**EXERCISE GOAL:** Each record below is to be copied word for word, with pictures removed.

>> Start SUPPLIED MATERIAL

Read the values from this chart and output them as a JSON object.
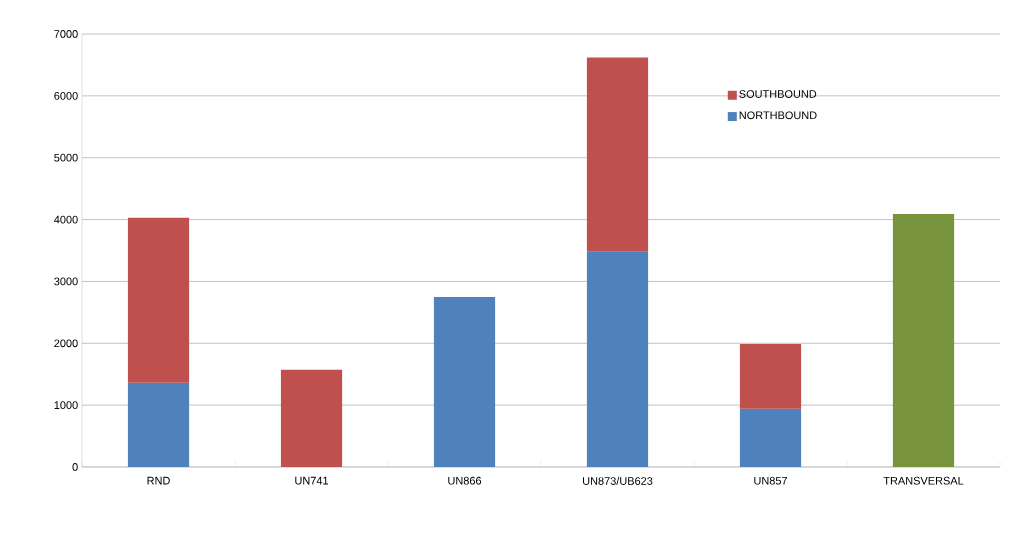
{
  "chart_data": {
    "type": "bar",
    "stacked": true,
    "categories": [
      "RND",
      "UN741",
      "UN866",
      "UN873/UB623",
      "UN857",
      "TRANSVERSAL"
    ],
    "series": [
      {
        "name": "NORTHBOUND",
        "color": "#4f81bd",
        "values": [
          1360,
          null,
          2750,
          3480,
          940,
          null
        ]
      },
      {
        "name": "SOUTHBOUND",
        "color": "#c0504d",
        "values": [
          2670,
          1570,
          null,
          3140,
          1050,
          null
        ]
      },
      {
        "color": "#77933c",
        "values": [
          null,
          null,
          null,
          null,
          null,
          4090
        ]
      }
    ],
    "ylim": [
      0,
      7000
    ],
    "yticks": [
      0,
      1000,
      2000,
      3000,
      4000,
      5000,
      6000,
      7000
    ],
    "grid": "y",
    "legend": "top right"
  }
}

>> End SUPPLIED MATERIAL

**WRITTEN RESPONSE:**
Read the values from this chart and output them as a JSON object.
{
  "chart_data": {
    "type": "bar",
    "stacked": true,
    "categories": [
      "RND",
      "UN741",
      "UN866",
      "UN873/UB623",
      "UN857",
      "TRANSVERSAL"
    ],
    "series": [
      {
        "name": "NORTHBOUND",
        "color": "#4f81bd",
        "values": [
          1360,
          null,
          2750,
          3480,
          940,
          null
        ]
      },
      {
        "name": "SOUTHBOUND",
        "color": "#c0504d",
        "values": [
          2670,
          1570,
          null,
          3140,
          1050,
          null
        ]
      },
      {
        "color": "#77933c",
        "values": [
          null,
          null,
          null,
          null,
          null,
          4090
        ]
      }
    ],
    "ylim": [
      0,
      7000
    ],
    "yticks": [
      0,
      1000,
      2000,
      3000,
      4000,
      5000,
      6000,
      7000
    ],
    "grid": "y",
    "legend": "top right"
  }
}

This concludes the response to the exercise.